▶ [What is expected]:
Render all the rows below as a Markdown table with the columns Index and Entry, numbering each line in order and skipping any blank lines.

▶ [Extracted material]:
--- BEGIN ---

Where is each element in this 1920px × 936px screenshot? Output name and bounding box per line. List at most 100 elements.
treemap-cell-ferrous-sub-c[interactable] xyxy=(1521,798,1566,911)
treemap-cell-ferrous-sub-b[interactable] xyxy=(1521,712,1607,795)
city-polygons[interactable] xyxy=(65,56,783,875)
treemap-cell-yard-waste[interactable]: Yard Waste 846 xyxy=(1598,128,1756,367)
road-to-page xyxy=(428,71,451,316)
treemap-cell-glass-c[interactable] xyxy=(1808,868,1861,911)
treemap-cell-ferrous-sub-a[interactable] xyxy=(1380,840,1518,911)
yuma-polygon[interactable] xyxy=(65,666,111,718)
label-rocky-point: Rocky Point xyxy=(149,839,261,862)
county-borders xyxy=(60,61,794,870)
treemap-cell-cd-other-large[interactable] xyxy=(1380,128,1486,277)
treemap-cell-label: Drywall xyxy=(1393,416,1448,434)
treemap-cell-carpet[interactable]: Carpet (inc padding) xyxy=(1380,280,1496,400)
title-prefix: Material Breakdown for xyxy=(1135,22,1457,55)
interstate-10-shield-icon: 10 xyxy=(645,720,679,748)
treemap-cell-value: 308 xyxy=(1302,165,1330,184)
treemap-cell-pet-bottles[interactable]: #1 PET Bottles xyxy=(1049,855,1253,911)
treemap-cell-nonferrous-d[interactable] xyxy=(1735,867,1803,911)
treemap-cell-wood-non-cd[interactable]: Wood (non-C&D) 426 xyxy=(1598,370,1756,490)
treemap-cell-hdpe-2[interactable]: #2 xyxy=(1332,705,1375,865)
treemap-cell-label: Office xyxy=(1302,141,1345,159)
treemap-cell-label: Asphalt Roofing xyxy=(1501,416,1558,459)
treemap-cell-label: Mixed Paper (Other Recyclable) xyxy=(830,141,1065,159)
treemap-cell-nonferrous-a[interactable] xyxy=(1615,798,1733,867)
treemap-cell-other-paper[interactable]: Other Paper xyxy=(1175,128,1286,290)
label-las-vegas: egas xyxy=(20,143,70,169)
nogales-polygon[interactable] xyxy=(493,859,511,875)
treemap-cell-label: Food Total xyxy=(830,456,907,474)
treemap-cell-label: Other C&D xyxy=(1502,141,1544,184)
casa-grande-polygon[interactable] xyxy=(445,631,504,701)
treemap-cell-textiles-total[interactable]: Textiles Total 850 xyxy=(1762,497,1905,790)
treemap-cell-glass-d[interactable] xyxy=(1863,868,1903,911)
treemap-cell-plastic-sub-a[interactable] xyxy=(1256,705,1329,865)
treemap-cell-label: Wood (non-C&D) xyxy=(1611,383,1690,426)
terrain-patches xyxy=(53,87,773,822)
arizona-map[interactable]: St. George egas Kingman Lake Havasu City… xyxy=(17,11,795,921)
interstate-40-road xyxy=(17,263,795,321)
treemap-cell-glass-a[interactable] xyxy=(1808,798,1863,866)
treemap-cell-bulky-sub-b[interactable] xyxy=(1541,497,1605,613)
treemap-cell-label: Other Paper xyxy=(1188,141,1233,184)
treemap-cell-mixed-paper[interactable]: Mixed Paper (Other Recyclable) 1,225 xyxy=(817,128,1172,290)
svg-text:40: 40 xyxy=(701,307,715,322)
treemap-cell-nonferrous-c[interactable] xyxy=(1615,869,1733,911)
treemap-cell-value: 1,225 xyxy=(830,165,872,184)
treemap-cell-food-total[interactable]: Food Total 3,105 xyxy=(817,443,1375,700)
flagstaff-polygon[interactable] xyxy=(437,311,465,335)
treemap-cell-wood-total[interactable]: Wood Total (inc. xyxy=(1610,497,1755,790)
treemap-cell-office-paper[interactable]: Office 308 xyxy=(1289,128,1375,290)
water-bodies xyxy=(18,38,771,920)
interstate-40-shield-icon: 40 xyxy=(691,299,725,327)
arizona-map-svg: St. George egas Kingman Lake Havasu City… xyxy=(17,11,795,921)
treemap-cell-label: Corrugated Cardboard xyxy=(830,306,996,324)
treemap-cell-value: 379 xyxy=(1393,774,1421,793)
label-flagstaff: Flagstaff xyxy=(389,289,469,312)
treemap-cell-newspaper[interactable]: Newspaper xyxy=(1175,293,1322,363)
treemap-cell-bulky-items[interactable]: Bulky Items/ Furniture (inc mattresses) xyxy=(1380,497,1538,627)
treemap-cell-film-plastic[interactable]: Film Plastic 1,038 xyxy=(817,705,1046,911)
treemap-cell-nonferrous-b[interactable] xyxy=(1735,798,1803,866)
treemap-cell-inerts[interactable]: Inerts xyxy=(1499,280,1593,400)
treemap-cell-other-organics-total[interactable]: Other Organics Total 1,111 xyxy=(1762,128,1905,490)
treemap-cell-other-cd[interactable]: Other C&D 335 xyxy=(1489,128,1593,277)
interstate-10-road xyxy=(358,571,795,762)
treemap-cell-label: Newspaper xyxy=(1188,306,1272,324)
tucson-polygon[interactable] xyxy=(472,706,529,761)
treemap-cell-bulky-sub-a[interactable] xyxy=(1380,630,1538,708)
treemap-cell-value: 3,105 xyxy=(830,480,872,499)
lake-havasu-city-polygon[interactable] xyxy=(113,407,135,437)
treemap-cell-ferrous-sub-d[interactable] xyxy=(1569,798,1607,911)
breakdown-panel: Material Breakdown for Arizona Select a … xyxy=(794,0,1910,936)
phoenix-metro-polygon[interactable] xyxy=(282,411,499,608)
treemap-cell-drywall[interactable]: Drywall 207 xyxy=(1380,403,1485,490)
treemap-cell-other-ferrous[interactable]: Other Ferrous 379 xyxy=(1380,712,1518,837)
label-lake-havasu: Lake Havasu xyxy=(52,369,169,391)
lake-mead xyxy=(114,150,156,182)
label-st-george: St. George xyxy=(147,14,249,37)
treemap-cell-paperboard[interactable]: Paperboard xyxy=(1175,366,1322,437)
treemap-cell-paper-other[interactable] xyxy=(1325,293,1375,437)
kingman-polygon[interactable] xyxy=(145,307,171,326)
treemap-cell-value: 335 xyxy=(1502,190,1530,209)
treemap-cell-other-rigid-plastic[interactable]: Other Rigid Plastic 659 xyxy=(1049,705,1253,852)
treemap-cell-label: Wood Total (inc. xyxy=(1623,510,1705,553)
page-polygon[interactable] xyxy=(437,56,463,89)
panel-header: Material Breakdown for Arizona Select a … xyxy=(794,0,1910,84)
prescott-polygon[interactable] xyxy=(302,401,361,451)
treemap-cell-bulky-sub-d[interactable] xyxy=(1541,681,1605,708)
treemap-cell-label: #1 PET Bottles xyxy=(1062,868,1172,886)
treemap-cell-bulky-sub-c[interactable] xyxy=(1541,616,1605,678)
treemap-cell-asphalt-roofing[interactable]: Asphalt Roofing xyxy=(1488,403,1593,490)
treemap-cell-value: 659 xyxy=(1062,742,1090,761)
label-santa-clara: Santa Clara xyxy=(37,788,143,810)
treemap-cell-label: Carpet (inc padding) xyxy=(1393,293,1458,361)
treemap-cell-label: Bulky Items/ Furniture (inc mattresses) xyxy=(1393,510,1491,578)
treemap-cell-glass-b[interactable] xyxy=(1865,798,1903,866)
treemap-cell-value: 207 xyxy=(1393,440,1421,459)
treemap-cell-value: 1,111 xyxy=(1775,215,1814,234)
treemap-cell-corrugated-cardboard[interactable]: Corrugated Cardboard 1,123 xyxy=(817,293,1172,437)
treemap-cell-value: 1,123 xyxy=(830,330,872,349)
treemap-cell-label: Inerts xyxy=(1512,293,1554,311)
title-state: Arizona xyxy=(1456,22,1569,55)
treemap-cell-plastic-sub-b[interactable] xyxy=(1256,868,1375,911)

--- END ---

▶ [Complete response]:
| Index | Entry |
|---|---|
| 1 | Where is each element in this 1920px × 936px screenshot? Output name and bounding box per line. List at most 100 elements. |
| 2 | treemap-cell-ferrous-sub-c[interactable] xyxy=(1521,798,1566,911) |
| 3 | treemap-cell-ferrous-sub-b[interactable] xyxy=(1521,712,1607,795) |
| 4 | city-polygons[interactable] xyxy=(65,56,783,875) |
| 5 | treemap-cell-yard-waste[interactable]: Yard Waste 846 xyxy=(1598,128,1756,367) |
| 6 | road-to-page xyxy=(428,71,451,316) |
| 7 | treemap-cell-glass-c[interactable] xyxy=(1808,868,1861,911) |
| 8 | treemap-cell-ferrous-sub-a[interactable] xyxy=(1380,840,1518,911) |
| 9 | yuma-polygon[interactable] xyxy=(65,666,111,718) |
| 10 | label-rocky-point: Rocky Point xyxy=(149,839,261,862) |
| 11 | county-borders xyxy=(60,61,794,870) |
| 12 | treemap-cell-cd-other-large[interactable] xyxy=(1380,128,1486,277) |
| 13 | treemap-cell-label: Drywall xyxy=(1393,416,1448,434) |
| 14 | treemap-cell-carpet[interactable]: Carpet (inc padding) xyxy=(1380,280,1496,400) |
| 15 | title-prefix: Material Breakdown for xyxy=(1135,22,1457,55) |
| 16 | interstate-10-shield-icon: 10 xyxy=(645,720,679,748) |
| 17 | treemap-cell-value: 308 xyxy=(1302,165,1330,184) |
| 18 | treemap-cell-pet-bottles[interactable]: #1 PET Bottles xyxy=(1049,855,1253,911) |
| 19 | treemap-cell-nonferrous-d[interactable] xyxy=(1735,867,1803,911) |
| 20 | treemap-cell-wood-non-cd[interactable]: Wood (non-C&D) 426 xyxy=(1598,370,1756,490) |
| 21 | treemap-cell-hdpe-2[interactable]: #2 xyxy=(1332,705,1375,865) |
| 22 | treemap-cell-label: Office xyxy=(1302,141,1345,159) |
| 23 | treemap-cell-label: Asphalt Roofing xyxy=(1501,416,1558,459) |
| 24 | treemap-cell-label: Mixed Paper (Other Recyclable) xyxy=(830,141,1065,159) |
| 25 | treemap-cell-nonferrous-a[interactable] xyxy=(1615,798,1733,867) |
| 26 | treemap-cell-other-paper[interactable]: Other Paper xyxy=(1175,128,1286,290) |
| 27 | label-las-vegas: egas xyxy=(20,143,70,169) |
| 28 | nogales-polygon[interactable] xyxy=(493,859,511,875) |
| 29 | treemap-cell-label: Food Total xyxy=(830,456,907,474) |
| 30 | treemap-cell-label: Other C&D xyxy=(1502,141,1544,184) |
| 31 | casa-grande-polygon[interactable] xyxy=(445,631,504,701) |
| 32 | treemap-cell-textiles-total[interactable]: Textiles Total 850 xyxy=(1762,497,1905,790) |
| 33 | treemap-cell-glass-d[interactable] xyxy=(1863,868,1903,911) |
| 34 | treemap-cell-plastic-sub-a[interactable] xyxy=(1256,705,1329,865) |
| 35 | treemap-cell-label: Wood (non-C&D) xyxy=(1611,383,1690,426) |
| 36 | terrain-patches xyxy=(53,87,773,822) |
| 37 | arizona-map[interactable]: St. George egas Kingman Lake Havasu City… xyxy=(17,11,795,921) |
| 38 | interstate-40-road xyxy=(17,263,795,321) |
| 39 | treemap-cell-glass-a[interactable] xyxy=(1808,798,1863,866) |
| 40 | treemap-cell-bulky-sub-b[interactable] xyxy=(1541,497,1605,613) |
| 41 | treemap-cell-label: Other Paper xyxy=(1188,141,1233,184) |
| 42 | treemap-cell-mixed-paper[interactable]: Mixed Paper (Other Recyclable) 1,225 xyxy=(817,128,1172,290) |
| 43 | svg-text:40: 40 xyxy=(701,307,715,322) |
| 44 | treemap-cell-nonferrous-c[interactable] xyxy=(1615,869,1733,911) |
| 45 | treemap-cell-value: 1,225 xyxy=(830,165,872,184) |
| 46 | treemap-cell-food-total[interactable]: Food Total 3,105 xyxy=(817,443,1375,700) |
| 47 | flagstaff-polygon[interactable] xyxy=(437,311,465,335) |
| 48 | treemap-cell-wood-total[interactable]: Wood Total (inc. xyxy=(1610,497,1755,790) |
| 49 | treemap-cell-office-paper[interactable]: Office 308 xyxy=(1289,128,1375,290) |
| 50 | water-bodies xyxy=(18,38,771,920) |
| 51 | interstate-40-shield-icon: 40 xyxy=(691,299,725,327) |
| 52 | arizona-map-svg: St. George egas Kingman Lake Havasu City… xyxy=(17,11,795,921) |
| 53 | treemap-cell-label: Corrugated Cardboard xyxy=(830,306,996,324) |
| 54 | treemap-cell-value: 379 xyxy=(1393,774,1421,793) |
| 55 | label-flagstaff: Flagstaff xyxy=(389,289,469,312) |
| 56 | treemap-cell-newspaper[interactable]: Newspaper xyxy=(1175,293,1322,363) |
| 57 | treemap-cell-bulky-items[interactable]: Bulky Items/ Furniture (inc mattresses) xyxy=(1380,497,1538,627) |
| 58 | treemap-cell-film-plastic[interactable]: Film Plastic 1,038 xyxy=(817,705,1046,911) |
| 59 | treemap-cell-nonferrous-b[interactable] xyxy=(1735,798,1803,866) |
| 60 | treemap-cell-inerts[interactable]: Inerts xyxy=(1499,280,1593,400) |
| 61 | treemap-cell-other-organics-total[interactable]: Other Organics Total 1,111 xyxy=(1762,128,1905,490) |
| 62 | treemap-cell-other-cd[interactable]: Other C&D 335 xyxy=(1489,128,1593,277) |
| 63 | interstate-10-road xyxy=(358,571,795,762) |
| 64 | treemap-cell-label: Newspaper xyxy=(1188,306,1272,324) |
| 65 | tucson-polygon[interactable] xyxy=(472,706,529,761) |
| 66 | treemap-cell-bulky-sub-a[interactable] xyxy=(1380,630,1538,708) |
| 67 | treemap-cell-value: 3,105 xyxy=(830,480,872,499) |
| 68 | lake-havasu-city-polygon[interactable] xyxy=(113,407,135,437) |
| 69 | treemap-cell-ferrous-sub-d[interactable] xyxy=(1569,798,1607,911) |
| 70 | breakdown-panel: Material Breakdown for Arizona Select a … xyxy=(794,0,1910,936) |
| 71 | phoenix-metro-polygon[interactable] xyxy=(282,411,499,608) |
| 72 | treemap-cell-drywall[interactable]: Drywall 207 xyxy=(1380,403,1485,490) |
| 73 | treemap-cell-other-ferrous[interactable]: Other Ferrous 379 xyxy=(1380,712,1518,837) |
| 74 | label-lake-havasu: Lake Havasu xyxy=(52,369,169,391) |
| 75 | lake-mead xyxy=(114,150,156,182) |
| 76 | label-st-george: St. George xyxy=(147,14,249,37) |
| 77 | treemap-cell-paperboard[interactable]: Paperboard xyxy=(1175,366,1322,437) |
| 78 | treemap-cell-paper-other[interactable] xyxy=(1325,293,1375,437) |
| 79 | kingman-polygon[interactable] xyxy=(145,307,171,326) |
| 80 | treemap-cell-value: 335 xyxy=(1502,190,1530,209) |
| 81 | treemap-cell-other-rigid-plastic[interactable]: Other Rigid Plastic 659 xyxy=(1049,705,1253,852) |
| 82 | treemap-cell-label: Wood Total (inc. xyxy=(1623,510,1705,553) |
| 83 | page-polygon[interactable] xyxy=(437,56,463,89) |
| 84 | panel-header: Material Breakdown for Arizona Select a … xyxy=(794,0,1910,84) |
| 85 | prescott-polygon[interactable] xyxy=(302,401,361,451) |
| 86 | treemap-cell-bulky-sub-d[interactable] xyxy=(1541,681,1605,708) |
| 87 | treemap-cell-label: #1 PET Bottles xyxy=(1062,868,1172,886) |
| 88 | treemap-cell-bulky-sub-c[interactable] xyxy=(1541,616,1605,678) |
| 89 | treemap-cell-asphalt-roofing[interactable]: Asphalt Roofing xyxy=(1488,403,1593,490) |
| 90 | treemap-cell-value: 659 xyxy=(1062,742,1090,761) |
| 91 | label-santa-clara: Santa Clara xyxy=(37,788,143,810) |
| 92 | treemap-cell-label: Carpet (inc padding) xyxy=(1393,293,1458,361) |
| 93 | treemap-cell-label: Bulky Items/ Furniture (inc mattresses) xyxy=(1393,510,1491,578) |
| 94 | treemap-cell-glass-b[interactable] xyxy=(1865,798,1903,866) |
| 95 | treemap-cell-value: 207 xyxy=(1393,440,1421,459) |
| 96 | treemap-cell-value: 1,111 xyxy=(1775,215,1814,234) |
| 97 | treemap-cell-corrugated-cardboard[interactable]: Corrugated Cardboard 1,123 xyxy=(817,293,1172,437) |
| 98 | treemap-cell-value: 1,123 xyxy=(830,330,872,349) |
| 99 | treemap-cell-label: Inerts xyxy=(1512,293,1554,311) |
| 100 | title-state: Arizona xyxy=(1456,22,1569,55) |
| 101 | treemap-cell-plastic-sub-b[interactable] xyxy=(1256,868,1375,911) |